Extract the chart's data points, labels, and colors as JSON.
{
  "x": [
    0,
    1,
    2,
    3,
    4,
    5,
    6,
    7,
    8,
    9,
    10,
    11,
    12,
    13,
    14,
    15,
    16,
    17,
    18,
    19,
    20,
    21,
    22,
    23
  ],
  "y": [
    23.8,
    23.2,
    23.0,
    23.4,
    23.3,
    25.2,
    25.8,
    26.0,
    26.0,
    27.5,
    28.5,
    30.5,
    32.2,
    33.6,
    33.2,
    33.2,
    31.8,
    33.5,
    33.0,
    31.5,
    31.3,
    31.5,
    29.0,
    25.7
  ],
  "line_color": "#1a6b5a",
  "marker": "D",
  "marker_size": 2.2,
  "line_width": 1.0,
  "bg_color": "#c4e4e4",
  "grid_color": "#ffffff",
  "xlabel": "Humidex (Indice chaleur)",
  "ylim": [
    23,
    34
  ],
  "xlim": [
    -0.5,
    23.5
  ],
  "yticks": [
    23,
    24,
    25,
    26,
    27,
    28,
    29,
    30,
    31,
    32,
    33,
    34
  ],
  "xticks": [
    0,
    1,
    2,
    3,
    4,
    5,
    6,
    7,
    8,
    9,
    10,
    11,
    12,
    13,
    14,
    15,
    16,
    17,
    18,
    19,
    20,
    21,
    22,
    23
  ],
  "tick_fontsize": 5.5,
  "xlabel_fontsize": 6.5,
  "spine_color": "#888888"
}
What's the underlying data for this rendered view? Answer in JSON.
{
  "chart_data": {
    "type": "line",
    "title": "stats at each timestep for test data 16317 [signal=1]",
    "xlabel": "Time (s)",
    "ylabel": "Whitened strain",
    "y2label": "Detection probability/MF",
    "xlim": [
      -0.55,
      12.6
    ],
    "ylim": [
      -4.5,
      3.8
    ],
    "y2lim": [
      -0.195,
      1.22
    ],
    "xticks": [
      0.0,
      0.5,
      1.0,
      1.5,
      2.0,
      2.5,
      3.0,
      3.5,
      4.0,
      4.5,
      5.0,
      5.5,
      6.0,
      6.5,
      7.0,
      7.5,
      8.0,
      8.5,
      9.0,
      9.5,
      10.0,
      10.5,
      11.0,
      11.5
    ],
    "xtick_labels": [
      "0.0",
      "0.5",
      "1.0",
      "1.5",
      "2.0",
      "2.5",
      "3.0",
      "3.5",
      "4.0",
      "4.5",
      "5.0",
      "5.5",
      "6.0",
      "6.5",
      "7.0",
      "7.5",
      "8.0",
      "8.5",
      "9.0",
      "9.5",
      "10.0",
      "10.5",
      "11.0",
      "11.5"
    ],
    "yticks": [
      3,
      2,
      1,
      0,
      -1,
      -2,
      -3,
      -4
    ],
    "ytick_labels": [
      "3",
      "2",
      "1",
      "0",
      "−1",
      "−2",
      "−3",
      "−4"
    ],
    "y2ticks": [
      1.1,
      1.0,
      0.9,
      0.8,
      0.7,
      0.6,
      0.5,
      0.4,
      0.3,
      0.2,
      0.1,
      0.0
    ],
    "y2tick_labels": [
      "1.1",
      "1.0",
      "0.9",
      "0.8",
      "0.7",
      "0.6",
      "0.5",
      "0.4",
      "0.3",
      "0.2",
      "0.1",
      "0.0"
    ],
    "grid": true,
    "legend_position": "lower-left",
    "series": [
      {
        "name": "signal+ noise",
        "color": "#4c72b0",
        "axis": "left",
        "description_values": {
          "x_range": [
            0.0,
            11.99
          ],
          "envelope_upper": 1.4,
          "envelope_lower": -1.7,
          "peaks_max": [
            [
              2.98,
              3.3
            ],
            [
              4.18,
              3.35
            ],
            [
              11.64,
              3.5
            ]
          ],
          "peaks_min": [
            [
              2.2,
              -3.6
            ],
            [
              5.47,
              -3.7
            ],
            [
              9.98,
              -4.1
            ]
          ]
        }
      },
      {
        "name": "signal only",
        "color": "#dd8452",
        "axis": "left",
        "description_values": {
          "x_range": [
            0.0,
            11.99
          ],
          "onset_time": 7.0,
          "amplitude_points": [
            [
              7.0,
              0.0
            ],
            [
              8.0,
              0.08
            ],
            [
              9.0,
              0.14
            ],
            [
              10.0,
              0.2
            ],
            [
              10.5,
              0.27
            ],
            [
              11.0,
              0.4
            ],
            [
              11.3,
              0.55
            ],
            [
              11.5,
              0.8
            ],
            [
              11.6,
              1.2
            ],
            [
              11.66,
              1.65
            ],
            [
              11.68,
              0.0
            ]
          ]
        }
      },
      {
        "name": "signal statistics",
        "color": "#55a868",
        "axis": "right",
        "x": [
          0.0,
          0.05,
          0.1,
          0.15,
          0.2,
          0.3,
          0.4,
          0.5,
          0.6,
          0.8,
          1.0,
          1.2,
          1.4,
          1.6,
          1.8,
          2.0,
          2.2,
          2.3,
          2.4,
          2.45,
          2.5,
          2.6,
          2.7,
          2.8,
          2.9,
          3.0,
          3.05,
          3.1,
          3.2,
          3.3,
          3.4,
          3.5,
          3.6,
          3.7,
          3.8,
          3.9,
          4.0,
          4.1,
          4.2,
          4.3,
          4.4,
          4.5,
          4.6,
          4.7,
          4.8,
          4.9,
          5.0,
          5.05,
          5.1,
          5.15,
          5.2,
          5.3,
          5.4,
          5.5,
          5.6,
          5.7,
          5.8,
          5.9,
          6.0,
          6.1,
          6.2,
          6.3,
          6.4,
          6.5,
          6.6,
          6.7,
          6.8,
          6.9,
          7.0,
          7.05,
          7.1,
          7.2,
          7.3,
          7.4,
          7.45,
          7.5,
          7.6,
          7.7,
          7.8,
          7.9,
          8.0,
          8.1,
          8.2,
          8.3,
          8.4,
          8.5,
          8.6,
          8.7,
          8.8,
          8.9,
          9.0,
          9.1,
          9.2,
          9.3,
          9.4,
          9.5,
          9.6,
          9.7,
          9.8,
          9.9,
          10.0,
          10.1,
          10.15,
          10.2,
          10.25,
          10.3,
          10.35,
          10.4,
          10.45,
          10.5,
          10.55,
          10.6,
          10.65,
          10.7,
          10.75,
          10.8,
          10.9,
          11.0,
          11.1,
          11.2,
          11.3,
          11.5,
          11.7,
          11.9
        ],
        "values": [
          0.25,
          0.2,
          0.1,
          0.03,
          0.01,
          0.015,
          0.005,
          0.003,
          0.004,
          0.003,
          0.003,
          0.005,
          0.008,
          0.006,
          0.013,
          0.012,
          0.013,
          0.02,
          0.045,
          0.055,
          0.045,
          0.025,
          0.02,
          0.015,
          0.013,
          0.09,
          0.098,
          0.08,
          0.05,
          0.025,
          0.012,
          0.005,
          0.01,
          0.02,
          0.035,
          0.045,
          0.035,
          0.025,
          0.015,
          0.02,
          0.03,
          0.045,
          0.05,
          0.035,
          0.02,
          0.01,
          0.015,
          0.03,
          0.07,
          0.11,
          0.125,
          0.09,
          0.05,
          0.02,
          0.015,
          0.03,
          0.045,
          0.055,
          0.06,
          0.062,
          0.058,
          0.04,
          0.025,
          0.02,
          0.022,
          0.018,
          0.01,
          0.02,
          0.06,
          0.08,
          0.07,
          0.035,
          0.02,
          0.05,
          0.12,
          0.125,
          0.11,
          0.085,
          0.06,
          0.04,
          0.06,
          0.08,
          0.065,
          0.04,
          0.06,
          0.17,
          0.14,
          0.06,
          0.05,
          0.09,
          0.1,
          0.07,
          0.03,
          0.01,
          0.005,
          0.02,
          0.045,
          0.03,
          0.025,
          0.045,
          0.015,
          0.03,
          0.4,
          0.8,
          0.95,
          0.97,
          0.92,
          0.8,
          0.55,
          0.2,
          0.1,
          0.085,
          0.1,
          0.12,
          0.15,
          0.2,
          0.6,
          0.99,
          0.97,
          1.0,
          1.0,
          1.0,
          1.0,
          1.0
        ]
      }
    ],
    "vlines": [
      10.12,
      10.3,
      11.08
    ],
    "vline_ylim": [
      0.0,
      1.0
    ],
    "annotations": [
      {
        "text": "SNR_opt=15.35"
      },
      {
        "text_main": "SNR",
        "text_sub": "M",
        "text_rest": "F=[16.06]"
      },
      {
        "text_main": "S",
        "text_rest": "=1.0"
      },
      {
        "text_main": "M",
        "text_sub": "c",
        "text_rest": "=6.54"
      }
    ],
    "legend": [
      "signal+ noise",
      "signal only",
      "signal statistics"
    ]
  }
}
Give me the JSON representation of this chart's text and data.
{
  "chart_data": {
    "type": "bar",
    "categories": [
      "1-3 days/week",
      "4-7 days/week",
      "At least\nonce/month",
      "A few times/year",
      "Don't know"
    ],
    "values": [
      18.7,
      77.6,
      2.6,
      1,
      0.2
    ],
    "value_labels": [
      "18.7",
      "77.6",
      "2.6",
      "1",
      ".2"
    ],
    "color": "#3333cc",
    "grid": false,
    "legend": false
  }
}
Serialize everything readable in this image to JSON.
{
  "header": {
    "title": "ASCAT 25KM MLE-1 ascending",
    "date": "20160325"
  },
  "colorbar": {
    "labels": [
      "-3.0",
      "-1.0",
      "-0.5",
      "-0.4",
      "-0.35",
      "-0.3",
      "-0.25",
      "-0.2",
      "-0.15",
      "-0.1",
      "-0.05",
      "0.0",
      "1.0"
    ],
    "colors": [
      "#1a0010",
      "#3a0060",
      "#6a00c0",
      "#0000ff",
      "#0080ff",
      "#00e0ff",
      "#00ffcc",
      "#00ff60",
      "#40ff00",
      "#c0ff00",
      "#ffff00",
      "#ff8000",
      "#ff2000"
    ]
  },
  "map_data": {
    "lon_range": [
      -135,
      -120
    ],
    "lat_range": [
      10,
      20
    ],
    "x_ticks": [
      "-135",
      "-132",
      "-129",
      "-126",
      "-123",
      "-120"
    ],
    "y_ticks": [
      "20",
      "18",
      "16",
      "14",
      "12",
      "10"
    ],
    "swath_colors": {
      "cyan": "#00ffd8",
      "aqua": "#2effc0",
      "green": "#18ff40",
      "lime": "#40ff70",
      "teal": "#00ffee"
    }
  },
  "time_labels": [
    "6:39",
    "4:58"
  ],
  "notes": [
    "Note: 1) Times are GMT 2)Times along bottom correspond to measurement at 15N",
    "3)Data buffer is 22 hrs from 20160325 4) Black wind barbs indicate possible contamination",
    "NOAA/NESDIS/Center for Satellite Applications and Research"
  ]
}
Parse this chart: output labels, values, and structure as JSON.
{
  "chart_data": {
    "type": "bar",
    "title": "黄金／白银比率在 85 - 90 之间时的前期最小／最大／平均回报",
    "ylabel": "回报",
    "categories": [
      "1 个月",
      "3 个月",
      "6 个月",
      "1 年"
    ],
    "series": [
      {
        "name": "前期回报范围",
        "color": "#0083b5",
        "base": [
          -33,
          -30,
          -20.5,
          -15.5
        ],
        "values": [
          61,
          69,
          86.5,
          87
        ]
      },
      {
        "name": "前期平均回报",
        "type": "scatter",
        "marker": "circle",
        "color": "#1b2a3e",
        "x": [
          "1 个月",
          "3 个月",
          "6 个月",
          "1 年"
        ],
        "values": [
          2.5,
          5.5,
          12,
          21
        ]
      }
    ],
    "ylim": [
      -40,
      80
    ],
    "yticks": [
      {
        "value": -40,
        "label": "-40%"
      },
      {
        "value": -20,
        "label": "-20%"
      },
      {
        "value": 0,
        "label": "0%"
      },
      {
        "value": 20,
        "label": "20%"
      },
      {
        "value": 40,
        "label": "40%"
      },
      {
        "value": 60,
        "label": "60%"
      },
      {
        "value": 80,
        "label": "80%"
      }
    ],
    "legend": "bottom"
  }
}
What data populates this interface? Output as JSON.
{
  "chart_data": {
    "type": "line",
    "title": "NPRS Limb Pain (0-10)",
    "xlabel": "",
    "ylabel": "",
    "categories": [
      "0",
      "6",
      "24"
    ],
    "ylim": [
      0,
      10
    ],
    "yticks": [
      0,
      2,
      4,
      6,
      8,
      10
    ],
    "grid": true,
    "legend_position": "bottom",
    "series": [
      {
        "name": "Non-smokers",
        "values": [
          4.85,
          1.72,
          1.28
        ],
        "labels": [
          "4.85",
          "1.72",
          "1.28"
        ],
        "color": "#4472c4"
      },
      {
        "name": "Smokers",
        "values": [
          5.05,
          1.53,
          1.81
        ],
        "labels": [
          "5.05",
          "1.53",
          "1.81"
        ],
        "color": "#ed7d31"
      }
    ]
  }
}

◆ ◆ ◆ ◆ ◆ ◆ ◆

Short task »
Look through the entries above and report each line where the string "signal" occurs.

Answer to this exercise »
    "title": "stats at each timestep for test data 16317 [signal=1]",
        "name": "signal+ noise",
        "name": "signal only",
        "name": "signal statistics",
      "signal+ noise",
      "signal only",
      "signal statistics"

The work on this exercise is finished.